Instructions to follow: Read the records and write them out again exactly.

(Records from a data source)
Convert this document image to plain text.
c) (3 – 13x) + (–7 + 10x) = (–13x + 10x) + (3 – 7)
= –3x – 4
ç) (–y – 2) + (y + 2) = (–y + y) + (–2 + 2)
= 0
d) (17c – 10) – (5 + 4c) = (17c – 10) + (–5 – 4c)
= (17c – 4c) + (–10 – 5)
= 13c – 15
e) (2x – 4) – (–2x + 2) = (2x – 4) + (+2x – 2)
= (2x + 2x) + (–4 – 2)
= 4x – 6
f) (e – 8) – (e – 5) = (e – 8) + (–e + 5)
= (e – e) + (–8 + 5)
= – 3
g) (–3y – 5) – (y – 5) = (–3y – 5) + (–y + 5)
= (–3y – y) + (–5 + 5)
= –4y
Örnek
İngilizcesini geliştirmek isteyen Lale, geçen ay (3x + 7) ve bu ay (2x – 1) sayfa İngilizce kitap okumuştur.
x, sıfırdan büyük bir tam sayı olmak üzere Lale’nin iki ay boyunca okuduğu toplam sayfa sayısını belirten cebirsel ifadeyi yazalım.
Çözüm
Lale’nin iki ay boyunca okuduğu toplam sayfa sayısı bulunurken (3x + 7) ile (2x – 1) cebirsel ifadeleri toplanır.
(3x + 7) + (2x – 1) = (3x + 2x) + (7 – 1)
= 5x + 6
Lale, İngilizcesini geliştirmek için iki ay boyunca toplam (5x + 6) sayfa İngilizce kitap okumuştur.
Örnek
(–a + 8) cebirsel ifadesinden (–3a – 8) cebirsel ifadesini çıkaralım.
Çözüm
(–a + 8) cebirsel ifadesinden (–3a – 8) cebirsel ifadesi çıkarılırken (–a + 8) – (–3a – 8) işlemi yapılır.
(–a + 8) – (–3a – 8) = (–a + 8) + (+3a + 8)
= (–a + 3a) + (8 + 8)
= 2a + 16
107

Response to this exercise:
Convert this document image to plain text.
c) (3 – 13x) + (–7 + 10x) = (–13x + 10x) + (3 – 7)
= –3x – 4
ç) (–y – 2) + (y + 2) = (–y + y) + (–2 + 2)
= 0
d) (17c – 10) – (5 + 4c) = (17c – 10) + (–5 – 4c)
= (17c – 4c) + (–10 – 5)
= 13c – 15
e) (2x – 4) – (–2x + 2) = (2x – 4) + (+2x – 2)
= (2x + 2x) + (–4 – 2)
= 4x – 6
f) (e – 8) – (e – 5) = (e – 8) + (–e + 5)
= (e – e) + (–8 + 5)
= – 3
g) (–3y – 5) – (y – 5) = (–3y – 5) + (–y + 5)
= (–3y – y) + (–5 + 5)
= –4y
Örnek
İngilizcesini geliştirmek isteyen Lale, geçen ay (3x + 7) ve bu ay (2x – 1) sayfa İngilizce kitap okumuştur.
x, sıfırdan büyük bir tam sayı olmak üzere Lale’nin iki ay boyunca okuduğu toplam sayfa sayısını belirten cebirsel ifadeyi yazalım.
Çözüm
Lale’nin iki ay boyunca okuduğu toplam sayfa sayısı bulunurken (3x + 7) ile (2x – 1) cebirsel ifadeleri toplanır.
(3x + 7) + (2x – 1) = (3x + 2x) + (7 – 1)
= 5x + 6
Lale, İngilizcesini geliştirmek için iki ay boyunca toplam (5x + 6) sayfa İngilizce kitap okumuştur.
Örnek
(–a + 8) cebirsel ifadesinden (–3a – 8) cebirsel ifadesini çıkaralım.
Çözüm
(–a + 8) cebirsel ifadesinden (–3a – 8) cebirsel ifadesi çıkarılırken (–a + 8) – (–3a – 8) işlemi yapılır.
(–a + 8) – (–3a – 8) = (–a + 8) + (+3a + 8)
= (–a + 3a) + (8 + 8)
= 2a + 16
107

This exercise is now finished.